Work to be completed:
Skip the pictures and quote all of the lines exactly.

Supplied records:
○ ○ ○ ○

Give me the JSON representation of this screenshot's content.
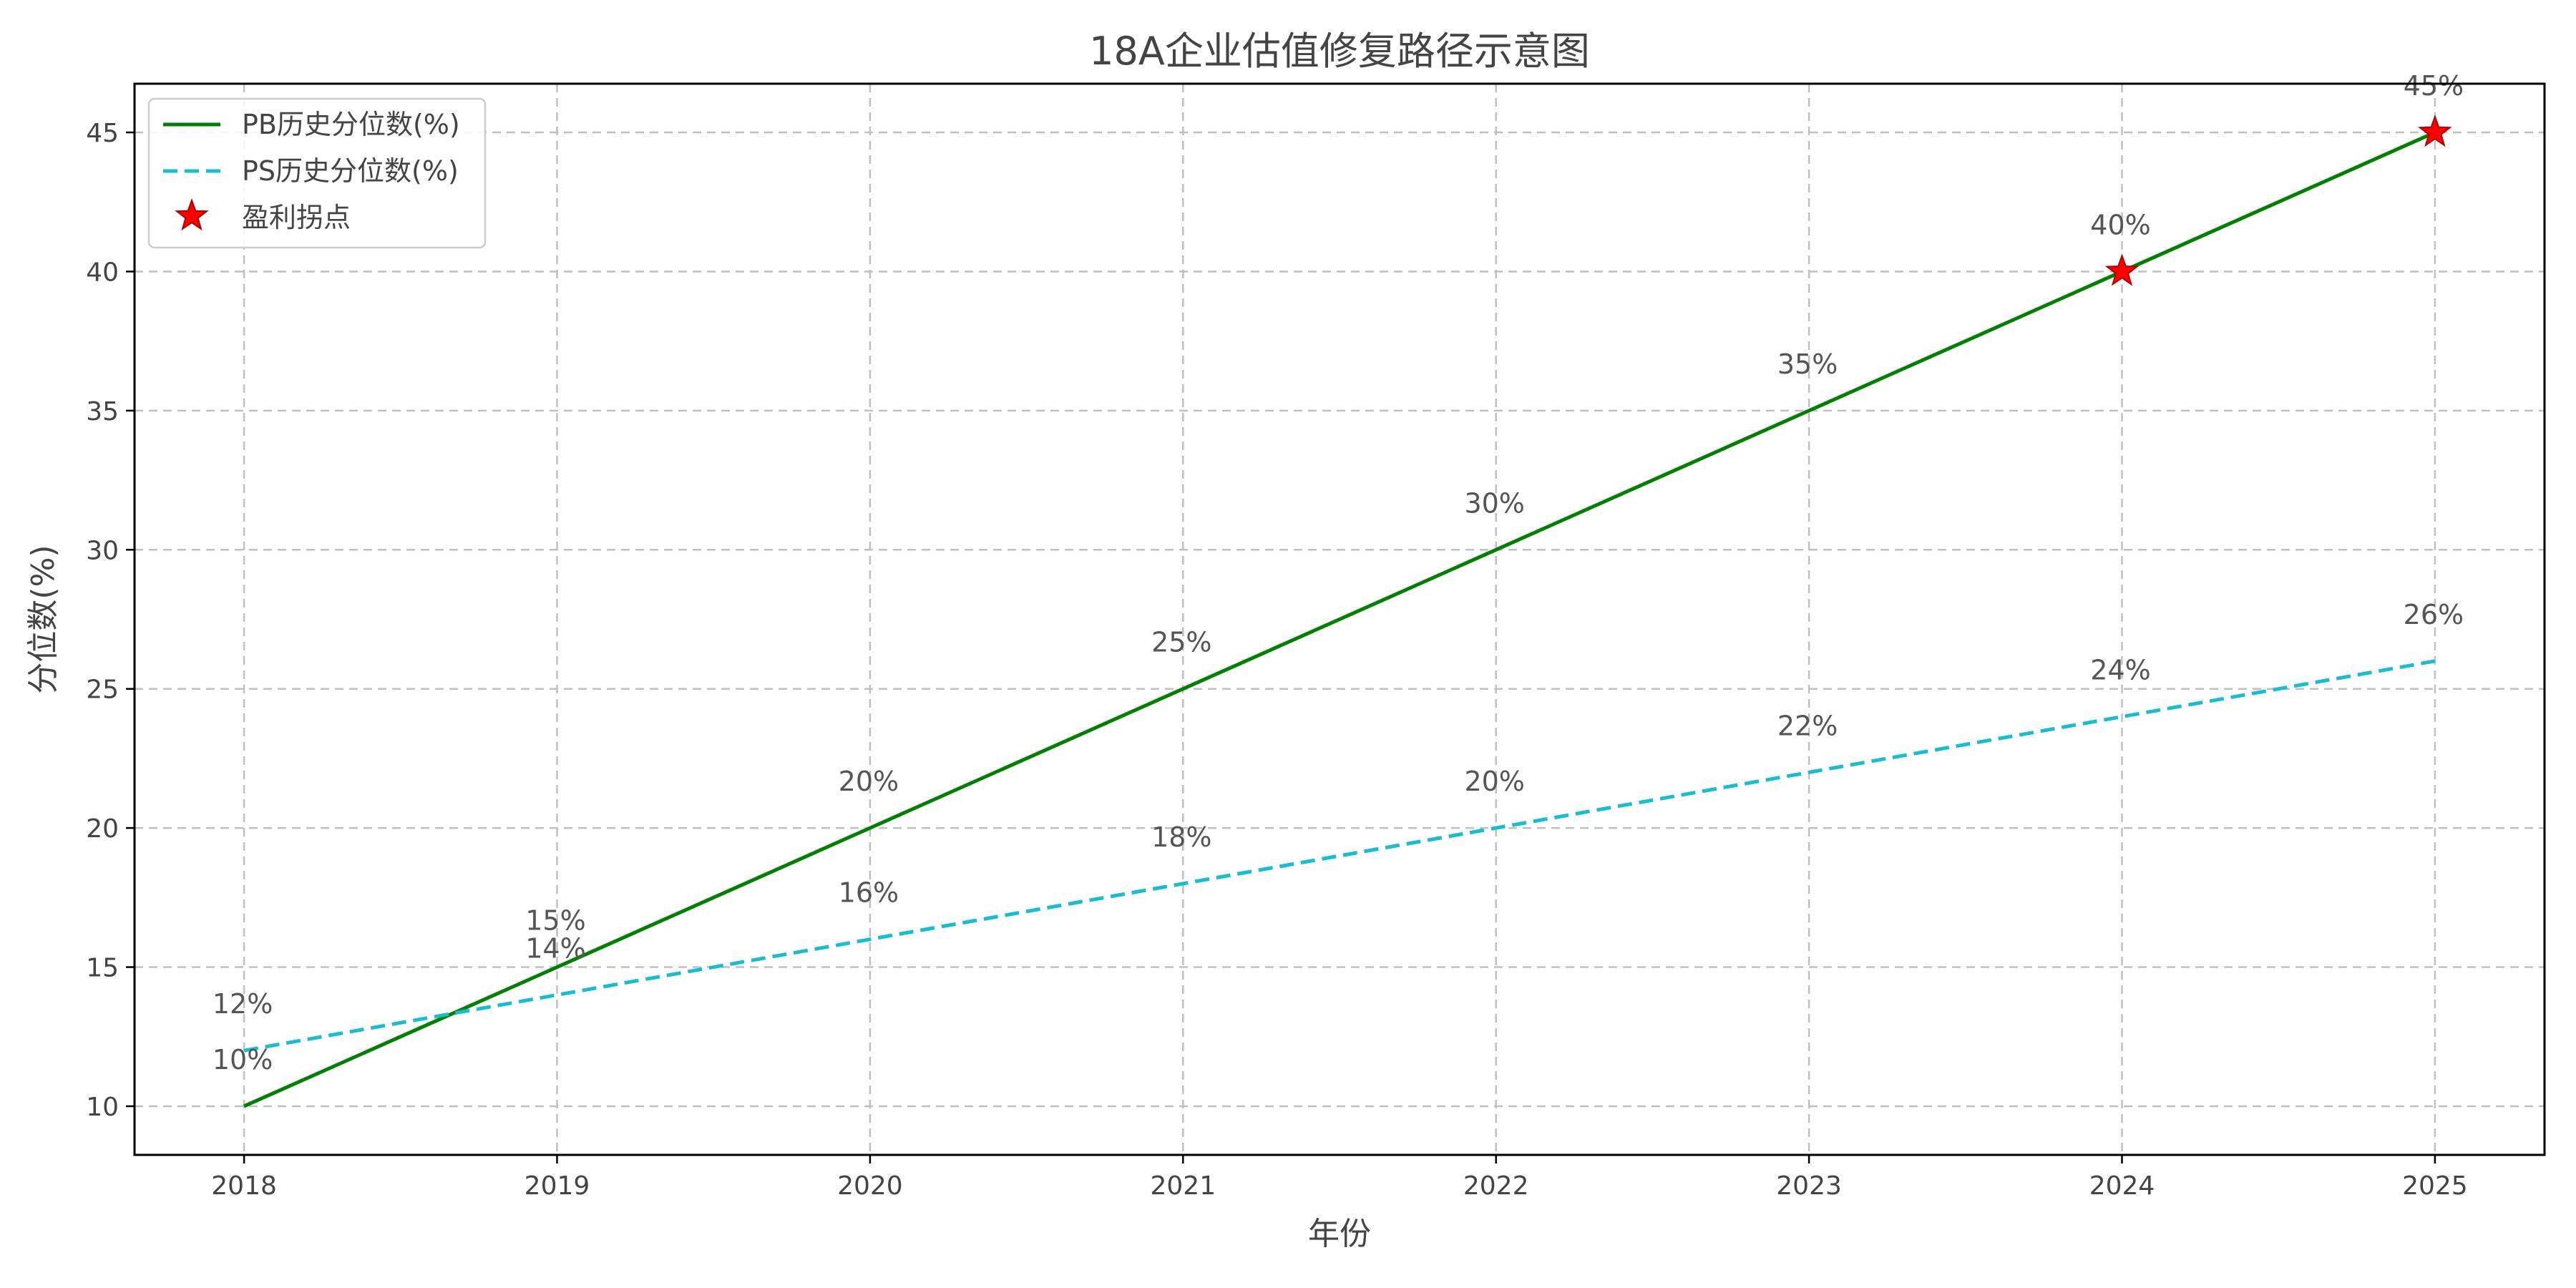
{
  "chart_data": {
    "type": "line",
    "title": "18A企业估值修复路径示意图",
    "xlabel": "年份",
    "ylabel": "分位数(%)",
    "x": [
      2018,
      2019,
      2020,
      2021,
      2022,
      2023,
      2024,
      2025
    ],
    "xlim": [
      2017.65,
      2025.35
    ],
    "ylim": [
      8.25,
      46.75
    ],
    "yticks": [
      10,
      15,
      20,
      25,
      30,
      35,
      40,
      45
    ],
    "grid": true,
    "legend_position": "top-left",
    "series": [
      {
        "name": "PB历史分位数(%)",
        "values": [
          10,
          15,
          20,
          25,
          30,
          35,
          40,
          45
        ],
        "labels": [
          "10%",
          "15%",
          "20%",
          "25%",
          "30%",
          "35%",
          "40%",
          "45%"
        ],
        "color": "#008000",
        "style": "solid"
      },
      {
        "name": "PS历史分位数(%)",
        "values": [
          12,
          14,
          16,
          18,
          20,
          22,
          24,
          26
        ],
        "labels": [
          "12%",
          "14%",
          "16%",
          "18%",
          "20%",
          "22%",
          "24%",
          "26%"
        ],
        "color": "#17BECF",
        "style": "dashed"
      }
    ],
    "markers": {
      "name": "盈利拐点",
      "x": [
        2024,
        2025
      ],
      "y": [
        40,
        45
      ],
      "color": "#FF0000",
      "shape": "star"
    }
  }
}
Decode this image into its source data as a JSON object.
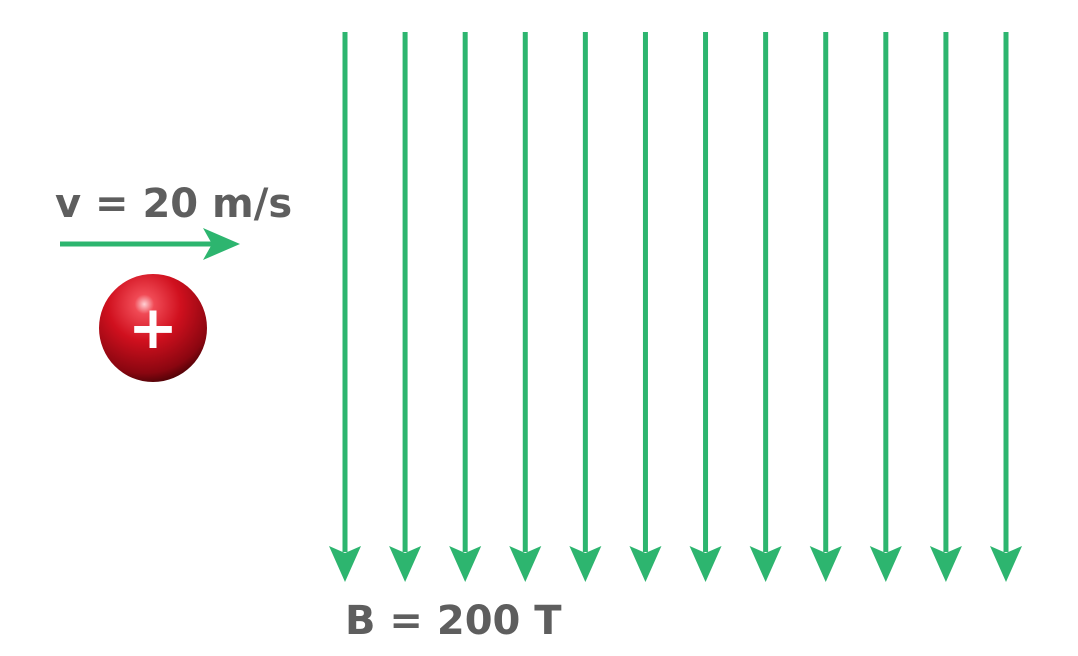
{
  "velocity": {
    "label": "v = 20 m/s",
    "color": "#2db56f"
  },
  "particle": {
    "charge_symbol": "+",
    "color": "#d0101e",
    "symbol_color": "#ffffff"
  },
  "field": {
    "label": "B = 200 T",
    "color": "#2db56f",
    "direction": "down",
    "line_count": 12
  },
  "text_color": "#5e5e5e"
}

○ ○ ○ ○

Exercise result:
Give me the JSON representation of this screenshot's content.
{
  "chart_data": {
    "type": "line",
    "title": "18A企业估值修复路径示意图",
    "xlabel": "年份",
    "ylabel": "分位数(%)",
    "x": [
      2018,
      2019,
      2020,
      2021,
      2022,
      2023,
      2024,
      2025
    ],
    "xlim": [
      2017.65,
      2025.35
    ],
    "ylim": [
      8.25,
      46.75
    ],
    "yticks": [
      10,
      15,
      20,
      25,
      30,
      35,
      40,
      45
    ],
    "grid": true,
    "legend_position": "top-left",
    "series": [
      {
        "name": "PB历史分位数(%)",
        "values": [
          10,
          15,
          20,
          25,
          30,
          35,
          40,
          45
        ],
        "labels": [
          "10%",
          "15%",
          "20%",
          "25%",
          "30%",
          "35%",
          "40%",
          "45%"
        ],
        "color": "#008000",
        "style": "solid"
      },
      {
        "name": "PS历史分位数(%)",
        "values": [
          12,
          14,
          16,
          18,
          20,
          22,
          24,
          26
        ],
        "labels": [
          "12%",
          "14%",
          "16%",
          "18%",
          "20%",
          "22%",
          "24%",
          "26%"
        ],
        "color": "#17BECF",
        "style": "dashed"
      }
    ],
    "markers": {
      "name": "盈利拐点",
      "x": [
        2024,
        2025
      ],
      "y": [
        40,
        45
      ],
      "color": "#FF0000",
      "shape": "star"
    }
  }
}
Decode this image into its source data as a JSON object.
{
  "velocity": {
    "label": "v = 20 m/s",
    "color": "#2db56f"
  },
  "particle": {
    "charge_symbol": "+",
    "color": "#d0101e",
    "symbol_color": "#ffffff"
  },
  "field": {
    "label": "B = 200 T",
    "color": "#2db56f",
    "direction": "down",
    "line_count": 12
  },
  "text_color": "#5e5e5e"
}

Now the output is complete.